(Source records)
- - -
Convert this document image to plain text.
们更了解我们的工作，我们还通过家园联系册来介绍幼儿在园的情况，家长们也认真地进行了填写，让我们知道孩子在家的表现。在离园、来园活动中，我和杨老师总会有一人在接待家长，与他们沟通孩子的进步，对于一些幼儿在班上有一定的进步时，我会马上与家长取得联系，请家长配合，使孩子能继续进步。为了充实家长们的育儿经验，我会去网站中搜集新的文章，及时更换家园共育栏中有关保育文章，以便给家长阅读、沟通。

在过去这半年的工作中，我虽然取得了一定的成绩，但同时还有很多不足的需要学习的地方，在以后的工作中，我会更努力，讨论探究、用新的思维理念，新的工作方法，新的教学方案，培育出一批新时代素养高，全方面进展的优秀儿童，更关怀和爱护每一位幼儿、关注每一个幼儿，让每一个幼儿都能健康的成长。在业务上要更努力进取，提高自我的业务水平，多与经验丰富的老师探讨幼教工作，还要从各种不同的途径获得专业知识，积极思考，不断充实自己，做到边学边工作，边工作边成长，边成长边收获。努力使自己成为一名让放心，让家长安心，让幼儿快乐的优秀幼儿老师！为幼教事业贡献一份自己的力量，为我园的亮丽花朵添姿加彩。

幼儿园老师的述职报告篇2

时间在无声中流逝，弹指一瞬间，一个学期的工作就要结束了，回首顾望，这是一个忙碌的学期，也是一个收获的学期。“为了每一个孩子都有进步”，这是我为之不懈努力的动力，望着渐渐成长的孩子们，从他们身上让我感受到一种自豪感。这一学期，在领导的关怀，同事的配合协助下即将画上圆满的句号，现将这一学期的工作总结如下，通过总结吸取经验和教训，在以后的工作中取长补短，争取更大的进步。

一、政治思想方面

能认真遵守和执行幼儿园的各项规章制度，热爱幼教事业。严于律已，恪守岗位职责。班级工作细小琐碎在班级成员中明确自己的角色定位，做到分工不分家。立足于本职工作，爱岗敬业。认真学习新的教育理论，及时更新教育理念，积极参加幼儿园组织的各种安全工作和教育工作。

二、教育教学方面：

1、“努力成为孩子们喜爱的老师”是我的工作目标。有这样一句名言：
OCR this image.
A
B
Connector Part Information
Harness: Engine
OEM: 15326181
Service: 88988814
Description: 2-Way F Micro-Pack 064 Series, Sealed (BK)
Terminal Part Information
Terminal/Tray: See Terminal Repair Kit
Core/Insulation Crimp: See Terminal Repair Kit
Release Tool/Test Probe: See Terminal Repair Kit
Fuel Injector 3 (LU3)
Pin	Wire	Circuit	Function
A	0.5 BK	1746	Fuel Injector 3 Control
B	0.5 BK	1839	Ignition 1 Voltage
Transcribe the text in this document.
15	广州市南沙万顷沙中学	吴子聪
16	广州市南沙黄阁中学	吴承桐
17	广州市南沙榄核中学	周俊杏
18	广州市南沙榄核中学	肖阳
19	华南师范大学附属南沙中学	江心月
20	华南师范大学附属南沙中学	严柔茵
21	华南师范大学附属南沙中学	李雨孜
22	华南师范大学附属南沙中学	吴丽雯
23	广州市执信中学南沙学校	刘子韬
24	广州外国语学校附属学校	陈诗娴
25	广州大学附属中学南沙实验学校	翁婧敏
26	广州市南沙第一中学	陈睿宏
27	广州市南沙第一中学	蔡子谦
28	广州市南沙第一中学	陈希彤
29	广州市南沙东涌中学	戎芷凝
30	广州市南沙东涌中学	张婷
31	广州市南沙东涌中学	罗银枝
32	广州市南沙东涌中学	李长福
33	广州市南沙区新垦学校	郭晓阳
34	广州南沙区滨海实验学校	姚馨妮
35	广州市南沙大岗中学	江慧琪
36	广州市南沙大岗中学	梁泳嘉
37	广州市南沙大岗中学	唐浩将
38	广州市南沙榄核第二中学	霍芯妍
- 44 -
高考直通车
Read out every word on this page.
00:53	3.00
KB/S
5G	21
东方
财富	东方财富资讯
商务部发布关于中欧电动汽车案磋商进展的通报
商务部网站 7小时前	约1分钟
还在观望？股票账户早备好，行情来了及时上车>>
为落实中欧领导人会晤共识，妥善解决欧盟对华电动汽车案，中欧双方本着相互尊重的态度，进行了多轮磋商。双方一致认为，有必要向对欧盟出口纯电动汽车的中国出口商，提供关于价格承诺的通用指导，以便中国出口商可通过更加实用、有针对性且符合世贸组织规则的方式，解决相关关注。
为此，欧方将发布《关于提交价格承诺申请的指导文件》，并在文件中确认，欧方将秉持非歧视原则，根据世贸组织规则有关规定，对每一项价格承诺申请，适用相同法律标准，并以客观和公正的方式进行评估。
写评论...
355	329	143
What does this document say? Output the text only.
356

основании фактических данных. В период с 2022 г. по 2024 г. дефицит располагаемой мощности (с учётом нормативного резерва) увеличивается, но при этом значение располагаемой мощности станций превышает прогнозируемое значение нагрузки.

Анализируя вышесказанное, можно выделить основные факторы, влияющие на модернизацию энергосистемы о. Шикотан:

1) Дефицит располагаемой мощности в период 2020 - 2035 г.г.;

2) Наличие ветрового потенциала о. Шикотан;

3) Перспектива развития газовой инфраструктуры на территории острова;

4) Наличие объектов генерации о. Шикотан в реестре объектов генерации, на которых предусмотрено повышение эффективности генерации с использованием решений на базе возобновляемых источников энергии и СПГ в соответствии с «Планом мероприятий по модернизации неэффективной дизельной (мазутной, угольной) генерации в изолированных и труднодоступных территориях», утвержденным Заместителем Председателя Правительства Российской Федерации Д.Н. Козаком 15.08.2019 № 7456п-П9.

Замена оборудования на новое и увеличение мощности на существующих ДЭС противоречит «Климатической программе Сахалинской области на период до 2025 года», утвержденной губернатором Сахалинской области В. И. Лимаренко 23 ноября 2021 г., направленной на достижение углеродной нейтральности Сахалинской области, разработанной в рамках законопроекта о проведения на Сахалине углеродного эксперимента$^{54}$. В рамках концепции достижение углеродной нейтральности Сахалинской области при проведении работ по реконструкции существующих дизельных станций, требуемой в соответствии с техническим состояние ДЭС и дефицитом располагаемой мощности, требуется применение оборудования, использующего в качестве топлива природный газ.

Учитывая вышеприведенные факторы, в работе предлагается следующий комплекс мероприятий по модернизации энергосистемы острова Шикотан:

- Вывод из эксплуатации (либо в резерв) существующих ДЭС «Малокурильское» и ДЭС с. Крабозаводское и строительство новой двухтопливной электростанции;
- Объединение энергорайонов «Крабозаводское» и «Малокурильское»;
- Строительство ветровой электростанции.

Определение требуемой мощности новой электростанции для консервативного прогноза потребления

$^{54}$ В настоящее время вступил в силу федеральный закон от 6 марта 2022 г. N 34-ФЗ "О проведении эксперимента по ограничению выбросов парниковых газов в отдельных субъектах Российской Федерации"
- - -
## What to do
Show the lines of the records that contain the word "требуемой".

## Result of this task
Замена оборудования на новое и увеличение мощности на существующих ДЭС противоречит «Климатической программе Сахалинской области на период до 2025 года», утвержденной губернатором Сахалинской области В. И. Лимаренко 23 ноября 2021 г., направленной на достижение углеродной нейтральности Сахалинской области, разработанной в рамках законопроекта о проведения на Сахалине углеродного эксперимента$^{54}$. В рамках концепции достижение углеродной нейтральности Сахалинской области при проведении работ по реконструкции существующих дизельных станций, требуемой в соответствии с техническим состояние ДЭС и дефицитом располагаемой мощности, требуется применение оборудования, использующего в качестве топлива природный газ.
Определение требуемой мощности новой электростанции для консервативного прогноза потребления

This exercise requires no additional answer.